Please repeat the lines below word for word, in the same order.

--- start ---

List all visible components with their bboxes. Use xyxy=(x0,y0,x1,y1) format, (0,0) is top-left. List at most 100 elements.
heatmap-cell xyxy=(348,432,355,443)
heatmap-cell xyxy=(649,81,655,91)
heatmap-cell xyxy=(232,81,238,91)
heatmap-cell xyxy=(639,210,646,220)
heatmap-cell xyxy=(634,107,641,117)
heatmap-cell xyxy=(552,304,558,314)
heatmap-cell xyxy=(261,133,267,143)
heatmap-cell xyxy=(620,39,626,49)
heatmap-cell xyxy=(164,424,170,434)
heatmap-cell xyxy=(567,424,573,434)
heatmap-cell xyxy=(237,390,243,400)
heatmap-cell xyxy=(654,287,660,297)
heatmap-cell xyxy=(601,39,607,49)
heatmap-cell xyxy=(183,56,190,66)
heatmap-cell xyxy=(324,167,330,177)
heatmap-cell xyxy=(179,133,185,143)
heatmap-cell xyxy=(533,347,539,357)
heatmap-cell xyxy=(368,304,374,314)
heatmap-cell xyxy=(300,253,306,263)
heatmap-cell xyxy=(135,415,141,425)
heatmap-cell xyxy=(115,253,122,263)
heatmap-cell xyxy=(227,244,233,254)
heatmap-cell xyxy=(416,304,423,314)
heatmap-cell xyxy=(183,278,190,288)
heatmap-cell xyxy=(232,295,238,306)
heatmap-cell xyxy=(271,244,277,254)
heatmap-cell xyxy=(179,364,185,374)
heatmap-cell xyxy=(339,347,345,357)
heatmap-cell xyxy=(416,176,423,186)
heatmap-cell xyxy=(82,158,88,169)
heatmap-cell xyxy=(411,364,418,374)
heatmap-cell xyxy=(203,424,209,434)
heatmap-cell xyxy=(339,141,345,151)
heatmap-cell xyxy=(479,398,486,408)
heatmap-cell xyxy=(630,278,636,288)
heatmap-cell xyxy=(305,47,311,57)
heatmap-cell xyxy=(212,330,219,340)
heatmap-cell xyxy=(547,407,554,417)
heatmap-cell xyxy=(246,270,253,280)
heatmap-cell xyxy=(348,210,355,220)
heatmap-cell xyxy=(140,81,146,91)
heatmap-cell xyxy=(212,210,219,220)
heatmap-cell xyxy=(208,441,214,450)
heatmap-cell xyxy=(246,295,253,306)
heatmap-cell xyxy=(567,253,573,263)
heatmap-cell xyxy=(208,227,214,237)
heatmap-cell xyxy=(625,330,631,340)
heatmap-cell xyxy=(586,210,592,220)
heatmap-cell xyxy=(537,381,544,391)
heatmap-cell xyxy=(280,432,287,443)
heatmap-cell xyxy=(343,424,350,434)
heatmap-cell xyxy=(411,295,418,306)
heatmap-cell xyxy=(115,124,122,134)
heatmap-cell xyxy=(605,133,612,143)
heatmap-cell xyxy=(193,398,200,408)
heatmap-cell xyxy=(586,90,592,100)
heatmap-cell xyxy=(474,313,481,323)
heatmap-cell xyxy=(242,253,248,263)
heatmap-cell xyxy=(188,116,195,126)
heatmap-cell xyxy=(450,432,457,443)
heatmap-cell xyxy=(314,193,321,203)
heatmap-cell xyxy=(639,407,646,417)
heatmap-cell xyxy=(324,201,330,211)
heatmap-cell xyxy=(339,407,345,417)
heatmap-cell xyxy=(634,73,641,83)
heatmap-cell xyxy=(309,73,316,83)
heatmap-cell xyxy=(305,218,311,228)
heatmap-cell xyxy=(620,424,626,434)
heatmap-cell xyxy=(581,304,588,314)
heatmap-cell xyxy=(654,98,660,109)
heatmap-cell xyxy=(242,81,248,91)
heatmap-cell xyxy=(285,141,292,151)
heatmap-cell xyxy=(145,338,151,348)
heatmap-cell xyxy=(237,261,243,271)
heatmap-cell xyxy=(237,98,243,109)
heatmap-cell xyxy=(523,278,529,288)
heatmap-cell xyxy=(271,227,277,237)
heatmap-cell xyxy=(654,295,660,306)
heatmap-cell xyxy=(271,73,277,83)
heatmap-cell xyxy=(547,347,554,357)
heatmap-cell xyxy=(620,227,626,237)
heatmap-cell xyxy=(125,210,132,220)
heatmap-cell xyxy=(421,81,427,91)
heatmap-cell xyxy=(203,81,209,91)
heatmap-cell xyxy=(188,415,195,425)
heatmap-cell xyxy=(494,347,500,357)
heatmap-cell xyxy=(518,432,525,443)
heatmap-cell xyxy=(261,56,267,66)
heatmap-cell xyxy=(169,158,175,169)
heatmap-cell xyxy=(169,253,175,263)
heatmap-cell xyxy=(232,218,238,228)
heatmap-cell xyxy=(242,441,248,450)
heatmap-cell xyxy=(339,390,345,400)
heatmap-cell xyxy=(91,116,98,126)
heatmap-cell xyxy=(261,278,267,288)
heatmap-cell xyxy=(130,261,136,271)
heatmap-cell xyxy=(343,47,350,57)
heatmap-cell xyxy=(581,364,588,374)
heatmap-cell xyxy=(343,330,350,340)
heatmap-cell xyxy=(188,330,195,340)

--- end ---

### [Result]
List all visible components with their bboxes. Use xyxy=(x0,y0,x1,y1) format, (0,0) is top-left. List at most 100 elements.
heatmap-cell xyxy=(348,432,355,443)
heatmap-cell xyxy=(649,81,655,91)
heatmap-cell xyxy=(232,81,238,91)
heatmap-cell xyxy=(639,210,646,220)
heatmap-cell xyxy=(634,107,641,117)
heatmap-cell xyxy=(552,304,558,314)
heatmap-cell xyxy=(261,133,267,143)
heatmap-cell xyxy=(620,39,626,49)
heatmap-cell xyxy=(164,424,170,434)
heatmap-cell xyxy=(567,424,573,434)
heatmap-cell xyxy=(237,390,243,400)
heatmap-cell xyxy=(654,287,660,297)
heatmap-cell xyxy=(601,39,607,49)
heatmap-cell xyxy=(183,56,190,66)
heatmap-cell xyxy=(324,167,330,177)
heatmap-cell xyxy=(179,133,185,143)
heatmap-cell xyxy=(533,347,539,357)
heatmap-cell xyxy=(368,304,374,314)
heatmap-cell xyxy=(300,253,306,263)
heatmap-cell xyxy=(135,415,141,425)
heatmap-cell xyxy=(115,253,122,263)
heatmap-cell xyxy=(227,244,233,254)
heatmap-cell xyxy=(416,304,423,314)
heatmap-cell xyxy=(183,278,190,288)
heatmap-cell xyxy=(232,295,238,306)
heatmap-cell xyxy=(271,244,277,254)
heatmap-cell xyxy=(179,364,185,374)
heatmap-cell xyxy=(339,347,345,357)
heatmap-cell xyxy=(416,176,423,186)
heatmap-cell xyxy=(82,158,88,169)
heatmap-cell xyxy=(411,364,418,374)
heatmap-cell xyxy=(203,424,209,434)
heatmap-cell xyxy=(339,141,345,151)
heatmap-cell xyxy=(479,398,486,408)
heatmap-cell xyxy=(630,278,636,288)
heatmap-cell xyxy=(305,47,311,57)
heatmap-cell xyxy=(212,330,219,340)
heatmap-cell xyxy=(547,407,554,417)
heatmap-cell xyxy=(246,270,253,280)
heatmap-cell xyxy=(348,210,355,220)
heatmap-cell xyxy=(140,81,146,91)
heatmap-cell xyxy=(212,210,219,220)
heatmap-cell xyxy=(208,441,214,450)
heatmap-cell xyxy=(246,295,253,306)
heatmap-cell xyxy=(567,253,573,263)
heatmap-cell xyxy=(208,227,214,237)
heatmap-cell xyxy=(625,330,631,340)
heatmap-cell xyxy=(586,210,592,220)
heatmap-cell xyxy=(537,381,544,391)
heatmap-cell xyxy=(280,432,287,443)
heatmap-cell xyxy=(343,424,350,434)
heatmap-cell xyxy=(411,295,418,306)
heatmap-cell xyxy=(115,124,122,134)
heatmap-cell xyxy=(605,133,612,143)
heatmap-cell xyxy=(193,398,200,408)
heatmap-cell xyxy=(586,90,592,100)
heatmap-cell xyxy=(474,313,481,323)
heatmap-cell xyxy=(242,253,248,263)
heatmap-cell xyxy=(188,116,195,126)
heatmap-cell xyxy=(450,432,457,443)
heatmap-cell xyxy=(314,193,321,203)
heatmap-cell xyxy=(639,407,646,417)
heatmap-cell xyxy=(324,201,330,211)
heatmap-cell xyxy=(339,407,345,417)
heatmap-cell xyxy=(634,73,641,83)
heatmap-cell xyxy=(309,73,316,83)
heatmap-cell xyxy=(305,218,311,228)
heatmap-cell xyxy=(620,424,626,434)
heatmap-cell xyxy=(581,304,588,314)
heatmap-cell xyxy=(654,98,660,109)
heatmap-cell xyxy=(242,81,248,91)
heatmap-cell xyxy=(285,141,292,151)
heatmap-cell xyxy=(145,338,151,348)
heatmap-cell xyxy=(237,261,243,271)
heatmap-cell xyxy=(237,98,243,109)
heatmap-cell xyxy=(523,278,529,288)
heatmap-cell xyxy=(271,227,277,237)
heatmap-cell xyxy=(654,295,660,306)
heatmap-cell xyxy=(271,73,277,83)
heatmap-cell xyxy=(547,347,554,357)
heatmap-cell xyxy=(620,227,626,237)
heatmap-cell xyxy=(125,210,132,220)
heatmap-cell xyxy=(421,81,427,91)
heatmap-cell xyxy=(203,81,209,91)
heatmap-cell xyxy=(188,415,195,425)
heatmap-cell xyxy=(494,347,500,357)
heatmap-cell xyxy=(518,432,525,443)
heatmap-cell xyxy=(261,56,267,66)
heatmap-cell xyxy=(169,158,175,169)
heatmap-cell xyxy=(169,253,175,263)
heatmap-cell xyxy=(232,218,238,228)
heatmap-cell xyxy=(242,441,248,450)
heatmap-cell xyxy=(339,390,345,400)
heatmap-cell xyxy=(91,116,98,126)
heatmap-cell xyxy=(261,278,267,288)
heatmap-cell xyxy=(130,261,136,271)
heatmap-cell xyxy=(343,47,350,57)
heatmap-cell xyxy=(581,364,588,374)
heatmap-cell xyxy=(343,330,350,340)
heatmap-cell xyxy=(188,330,195,340)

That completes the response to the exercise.